** Opening EXTRACT PROVIDED block **
Novell prepares enterprise social networking suite
Called Pulse, it will link up with Google Wave and let employees collaborate on documents

Novell has unveiled an enterprise social networking suite that is integrated with Google's new Wave application and lets co-workers collaborate on documents.

Called Pulse, the Novell suite will also let employees set up profiles where they can publish information about their areas of expertise and share status updates and other real-time notifications of recent actions with their peers.

Novell, which will give a demo of Pulse on Wednesday at the Enterprise 2.0 conference in San Francisco, expects to launch it in limited beta phase in early 2010. Pulse will be released in general availability in a Web-hosted, SaaS (software-as-a-service) version before the first half of the year, and as on-premise software later on.

Pulse is among a new wave of enterprise collaboration suites that aim to bring features from popular consumer social networking sites like Facebook and Twitter to the workplace, with the added security and IT management that organizations require.

Some players in this space include IBM's Lotus, Socialtext, Jive Software and NewsGator, which provides an enterprise social networking component to Microsoft's SharePoint.
** Closing EXTRACT PROVIDED block **
** Opening MATERIAL SHOWN block **
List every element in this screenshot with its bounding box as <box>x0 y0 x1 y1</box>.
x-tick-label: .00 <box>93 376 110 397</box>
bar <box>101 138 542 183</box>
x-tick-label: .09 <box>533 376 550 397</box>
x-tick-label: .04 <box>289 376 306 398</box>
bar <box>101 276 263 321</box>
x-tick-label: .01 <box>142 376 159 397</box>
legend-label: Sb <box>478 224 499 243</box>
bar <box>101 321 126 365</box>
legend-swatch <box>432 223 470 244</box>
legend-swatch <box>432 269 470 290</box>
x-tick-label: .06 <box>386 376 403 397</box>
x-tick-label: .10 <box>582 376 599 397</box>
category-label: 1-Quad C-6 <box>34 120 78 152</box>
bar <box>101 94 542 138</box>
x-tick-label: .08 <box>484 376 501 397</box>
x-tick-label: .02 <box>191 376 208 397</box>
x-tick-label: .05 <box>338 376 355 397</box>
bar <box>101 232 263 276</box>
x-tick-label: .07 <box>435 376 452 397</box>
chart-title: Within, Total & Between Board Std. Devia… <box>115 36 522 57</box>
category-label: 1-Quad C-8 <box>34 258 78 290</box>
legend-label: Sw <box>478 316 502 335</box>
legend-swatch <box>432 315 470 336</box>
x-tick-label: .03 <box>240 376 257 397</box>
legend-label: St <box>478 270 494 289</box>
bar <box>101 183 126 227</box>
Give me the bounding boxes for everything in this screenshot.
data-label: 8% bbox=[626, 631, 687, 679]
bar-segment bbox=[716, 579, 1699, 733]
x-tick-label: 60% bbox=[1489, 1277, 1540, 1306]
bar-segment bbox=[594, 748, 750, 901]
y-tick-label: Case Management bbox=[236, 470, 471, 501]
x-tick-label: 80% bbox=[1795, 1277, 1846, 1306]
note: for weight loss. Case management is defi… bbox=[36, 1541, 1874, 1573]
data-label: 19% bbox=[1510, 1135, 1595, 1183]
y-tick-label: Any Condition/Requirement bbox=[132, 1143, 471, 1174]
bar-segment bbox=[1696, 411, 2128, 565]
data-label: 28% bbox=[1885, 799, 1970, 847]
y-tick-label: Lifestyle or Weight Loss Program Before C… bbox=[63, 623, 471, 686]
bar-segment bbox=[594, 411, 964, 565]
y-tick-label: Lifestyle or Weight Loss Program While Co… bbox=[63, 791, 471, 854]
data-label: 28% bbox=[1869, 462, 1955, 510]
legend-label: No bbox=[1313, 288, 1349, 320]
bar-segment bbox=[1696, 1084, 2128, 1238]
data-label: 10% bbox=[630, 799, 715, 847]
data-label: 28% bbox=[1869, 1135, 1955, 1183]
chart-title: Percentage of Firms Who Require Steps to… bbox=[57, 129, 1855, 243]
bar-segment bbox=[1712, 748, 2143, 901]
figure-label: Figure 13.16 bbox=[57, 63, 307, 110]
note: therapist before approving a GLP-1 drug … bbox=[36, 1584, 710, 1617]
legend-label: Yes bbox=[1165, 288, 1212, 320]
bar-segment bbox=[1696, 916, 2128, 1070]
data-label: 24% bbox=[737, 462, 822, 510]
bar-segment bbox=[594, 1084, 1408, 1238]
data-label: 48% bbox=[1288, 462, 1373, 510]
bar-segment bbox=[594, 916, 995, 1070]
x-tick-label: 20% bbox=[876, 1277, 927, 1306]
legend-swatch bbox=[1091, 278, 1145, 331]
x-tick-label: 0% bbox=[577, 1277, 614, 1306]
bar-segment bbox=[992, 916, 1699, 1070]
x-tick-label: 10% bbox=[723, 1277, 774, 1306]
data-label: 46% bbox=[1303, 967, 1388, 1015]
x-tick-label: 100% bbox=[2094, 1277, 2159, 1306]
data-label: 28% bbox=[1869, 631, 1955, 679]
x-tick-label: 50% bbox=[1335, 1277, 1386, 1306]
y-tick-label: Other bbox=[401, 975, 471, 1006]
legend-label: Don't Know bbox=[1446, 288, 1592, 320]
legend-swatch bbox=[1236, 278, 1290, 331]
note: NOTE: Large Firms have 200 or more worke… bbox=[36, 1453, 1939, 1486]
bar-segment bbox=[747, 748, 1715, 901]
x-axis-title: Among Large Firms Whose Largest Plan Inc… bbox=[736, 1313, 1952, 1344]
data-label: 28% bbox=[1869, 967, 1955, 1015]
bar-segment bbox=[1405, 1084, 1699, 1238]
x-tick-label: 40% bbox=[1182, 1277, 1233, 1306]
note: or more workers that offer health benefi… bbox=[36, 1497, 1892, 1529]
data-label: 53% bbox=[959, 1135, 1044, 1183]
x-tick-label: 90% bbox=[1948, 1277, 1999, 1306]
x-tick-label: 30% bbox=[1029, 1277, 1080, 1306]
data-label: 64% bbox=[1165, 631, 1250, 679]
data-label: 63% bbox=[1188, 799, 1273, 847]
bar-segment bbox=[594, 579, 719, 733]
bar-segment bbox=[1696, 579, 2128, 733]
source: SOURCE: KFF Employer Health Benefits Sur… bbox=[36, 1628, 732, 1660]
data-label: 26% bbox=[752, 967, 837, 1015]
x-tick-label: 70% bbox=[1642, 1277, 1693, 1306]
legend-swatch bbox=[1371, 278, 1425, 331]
** Closing MATERIAL SHOWN block **
§ REQUIRED TASKS:
a. Condense the paragraph of the Novell Pulse article beginning "Novell, which will give a demo of Pulse" into a brief bulleted list that keeps its main facts.
b. Reproduce the passage of the Novell Pulse article from "Some players in" to "to Microsoft's SharePoint.".
This material was drawn from a separate source.

§ ANSWERS TO THE TASKS:
a.
- Novell will demonstrate Pulse on Wednesday at the Enterprise 2.0 conference in San Francisco.
- A limited beta is expected in early 2010.
- A Web-hosted SaaS version will reach general availability before the first half of the year.
- An on-premise version will follow later.

b.
Some players in this space include IBM's Lotus, Socialtext, Jive Software and NewsGator, which provides an enterprise social networking component to Microsoft's SharePoint.